STORED RECORDS:
* start *

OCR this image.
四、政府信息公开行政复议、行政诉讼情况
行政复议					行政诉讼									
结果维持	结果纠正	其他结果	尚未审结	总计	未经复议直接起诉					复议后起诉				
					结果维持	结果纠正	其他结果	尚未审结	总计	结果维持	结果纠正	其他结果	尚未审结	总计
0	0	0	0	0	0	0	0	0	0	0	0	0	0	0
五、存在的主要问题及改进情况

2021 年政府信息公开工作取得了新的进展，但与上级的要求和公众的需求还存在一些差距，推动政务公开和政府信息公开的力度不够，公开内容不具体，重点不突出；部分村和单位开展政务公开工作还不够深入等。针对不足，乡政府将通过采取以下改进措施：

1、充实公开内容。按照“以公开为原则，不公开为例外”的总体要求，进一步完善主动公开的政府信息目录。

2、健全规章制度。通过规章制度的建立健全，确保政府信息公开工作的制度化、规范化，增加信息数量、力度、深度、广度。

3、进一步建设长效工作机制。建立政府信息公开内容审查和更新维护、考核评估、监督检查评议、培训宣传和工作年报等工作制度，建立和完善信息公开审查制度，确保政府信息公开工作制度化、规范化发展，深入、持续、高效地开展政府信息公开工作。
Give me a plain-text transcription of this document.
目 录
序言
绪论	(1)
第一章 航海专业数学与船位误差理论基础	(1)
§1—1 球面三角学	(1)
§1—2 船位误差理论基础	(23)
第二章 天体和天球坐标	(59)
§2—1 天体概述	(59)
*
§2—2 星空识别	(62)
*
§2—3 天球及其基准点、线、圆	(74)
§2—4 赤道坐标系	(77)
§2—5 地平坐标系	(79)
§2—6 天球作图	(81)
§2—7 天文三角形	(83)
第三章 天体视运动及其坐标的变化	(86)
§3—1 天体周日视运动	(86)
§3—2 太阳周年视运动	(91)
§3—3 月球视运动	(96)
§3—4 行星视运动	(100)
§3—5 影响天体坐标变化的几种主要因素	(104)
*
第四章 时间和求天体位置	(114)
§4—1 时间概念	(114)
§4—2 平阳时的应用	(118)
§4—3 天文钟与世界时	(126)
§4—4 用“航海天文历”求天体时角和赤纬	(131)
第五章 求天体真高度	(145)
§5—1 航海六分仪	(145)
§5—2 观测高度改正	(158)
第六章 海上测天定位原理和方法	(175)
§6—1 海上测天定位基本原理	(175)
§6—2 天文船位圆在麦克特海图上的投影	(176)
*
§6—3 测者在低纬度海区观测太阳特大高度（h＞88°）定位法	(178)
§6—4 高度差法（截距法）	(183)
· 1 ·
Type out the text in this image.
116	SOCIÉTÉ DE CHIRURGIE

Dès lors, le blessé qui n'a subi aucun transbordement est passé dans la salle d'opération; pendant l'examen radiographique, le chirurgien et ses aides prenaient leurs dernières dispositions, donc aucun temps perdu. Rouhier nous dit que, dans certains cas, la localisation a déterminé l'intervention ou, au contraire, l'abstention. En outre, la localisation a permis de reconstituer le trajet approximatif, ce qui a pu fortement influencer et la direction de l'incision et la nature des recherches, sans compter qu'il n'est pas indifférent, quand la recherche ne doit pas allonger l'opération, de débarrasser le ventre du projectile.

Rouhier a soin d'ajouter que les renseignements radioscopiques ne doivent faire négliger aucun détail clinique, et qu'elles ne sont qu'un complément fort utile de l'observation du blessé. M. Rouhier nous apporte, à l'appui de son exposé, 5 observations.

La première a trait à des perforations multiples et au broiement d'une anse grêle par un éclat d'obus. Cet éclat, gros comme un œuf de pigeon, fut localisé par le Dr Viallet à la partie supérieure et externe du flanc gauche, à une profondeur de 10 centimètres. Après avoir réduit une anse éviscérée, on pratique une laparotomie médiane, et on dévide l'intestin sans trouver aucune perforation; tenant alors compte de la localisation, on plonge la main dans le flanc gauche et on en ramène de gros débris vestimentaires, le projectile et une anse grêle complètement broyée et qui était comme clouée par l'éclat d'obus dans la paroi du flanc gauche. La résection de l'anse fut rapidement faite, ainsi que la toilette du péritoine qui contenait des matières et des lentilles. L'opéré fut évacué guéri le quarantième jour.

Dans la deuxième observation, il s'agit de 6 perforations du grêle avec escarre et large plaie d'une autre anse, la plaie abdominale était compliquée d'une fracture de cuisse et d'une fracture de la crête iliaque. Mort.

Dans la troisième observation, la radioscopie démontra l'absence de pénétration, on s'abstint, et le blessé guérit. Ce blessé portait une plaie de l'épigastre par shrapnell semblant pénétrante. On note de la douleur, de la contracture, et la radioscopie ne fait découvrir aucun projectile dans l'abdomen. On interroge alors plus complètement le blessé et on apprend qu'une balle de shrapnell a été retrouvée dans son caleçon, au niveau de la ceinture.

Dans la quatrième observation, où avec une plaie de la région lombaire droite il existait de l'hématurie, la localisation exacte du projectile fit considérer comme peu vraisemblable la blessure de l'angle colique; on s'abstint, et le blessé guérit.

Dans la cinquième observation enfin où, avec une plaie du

* end *

BRIEF: Search the entries for the word "其他结果", then list each line that holds it.

SOLUTION TO THE PROBLEM:
结果维持	结果纠正	其他结果	尚未审结	总计	未经复议直接起诉					复议后起诉				
					结果维持	结果纠正	其他结果	尚未审结	总计	结果维持	结果纠正	其他结果	尚未审结	总计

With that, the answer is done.